## Entries supplied

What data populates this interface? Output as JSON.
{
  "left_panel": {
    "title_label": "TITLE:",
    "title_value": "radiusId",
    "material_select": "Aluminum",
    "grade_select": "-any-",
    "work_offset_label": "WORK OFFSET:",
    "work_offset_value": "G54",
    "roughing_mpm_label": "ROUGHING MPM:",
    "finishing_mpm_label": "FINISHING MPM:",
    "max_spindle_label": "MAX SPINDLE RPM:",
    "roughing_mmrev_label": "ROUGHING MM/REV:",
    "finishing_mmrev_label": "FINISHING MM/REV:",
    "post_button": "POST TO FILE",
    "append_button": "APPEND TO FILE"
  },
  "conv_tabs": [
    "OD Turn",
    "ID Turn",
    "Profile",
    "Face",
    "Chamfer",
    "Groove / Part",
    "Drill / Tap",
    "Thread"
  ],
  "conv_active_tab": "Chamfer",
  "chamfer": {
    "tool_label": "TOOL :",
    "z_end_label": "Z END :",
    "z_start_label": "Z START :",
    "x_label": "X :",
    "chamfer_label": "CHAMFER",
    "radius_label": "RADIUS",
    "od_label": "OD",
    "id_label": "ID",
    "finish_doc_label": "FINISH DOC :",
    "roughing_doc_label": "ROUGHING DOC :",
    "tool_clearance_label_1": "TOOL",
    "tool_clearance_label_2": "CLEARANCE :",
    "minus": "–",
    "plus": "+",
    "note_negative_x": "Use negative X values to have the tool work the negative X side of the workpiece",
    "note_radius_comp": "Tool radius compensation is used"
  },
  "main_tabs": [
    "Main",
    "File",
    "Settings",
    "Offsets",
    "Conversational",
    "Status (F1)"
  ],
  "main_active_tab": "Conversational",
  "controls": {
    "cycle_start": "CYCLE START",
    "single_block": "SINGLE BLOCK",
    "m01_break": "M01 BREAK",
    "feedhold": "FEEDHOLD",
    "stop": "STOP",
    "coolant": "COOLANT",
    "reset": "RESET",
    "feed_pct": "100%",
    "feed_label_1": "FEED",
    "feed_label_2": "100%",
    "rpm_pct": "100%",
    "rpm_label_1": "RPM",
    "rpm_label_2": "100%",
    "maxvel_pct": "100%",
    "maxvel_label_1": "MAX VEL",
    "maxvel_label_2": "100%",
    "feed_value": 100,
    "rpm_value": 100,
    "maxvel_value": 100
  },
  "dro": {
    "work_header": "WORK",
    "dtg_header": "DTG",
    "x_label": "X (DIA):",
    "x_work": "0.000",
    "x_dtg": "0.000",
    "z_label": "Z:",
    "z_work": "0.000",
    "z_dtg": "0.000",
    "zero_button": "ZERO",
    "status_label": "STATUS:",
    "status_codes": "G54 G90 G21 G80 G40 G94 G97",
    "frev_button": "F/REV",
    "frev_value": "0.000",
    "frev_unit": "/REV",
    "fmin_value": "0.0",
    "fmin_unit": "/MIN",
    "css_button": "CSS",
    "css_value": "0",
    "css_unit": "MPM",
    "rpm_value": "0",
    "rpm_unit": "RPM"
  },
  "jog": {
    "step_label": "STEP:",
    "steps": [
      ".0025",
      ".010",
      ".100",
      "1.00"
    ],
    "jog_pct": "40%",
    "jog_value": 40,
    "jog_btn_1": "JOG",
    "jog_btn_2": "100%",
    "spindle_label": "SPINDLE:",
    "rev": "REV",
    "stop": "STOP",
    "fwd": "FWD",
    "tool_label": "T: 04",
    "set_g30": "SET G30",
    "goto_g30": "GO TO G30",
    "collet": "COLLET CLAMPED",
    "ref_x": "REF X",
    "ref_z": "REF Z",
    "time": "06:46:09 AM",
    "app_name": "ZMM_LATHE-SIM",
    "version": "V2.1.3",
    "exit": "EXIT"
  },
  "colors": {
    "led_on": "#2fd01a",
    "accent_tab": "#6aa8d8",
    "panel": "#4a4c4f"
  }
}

## Work to be completed
Find every line of the data that holds the string "Conversational", then say how many there are and nothing else.

## Solution below
2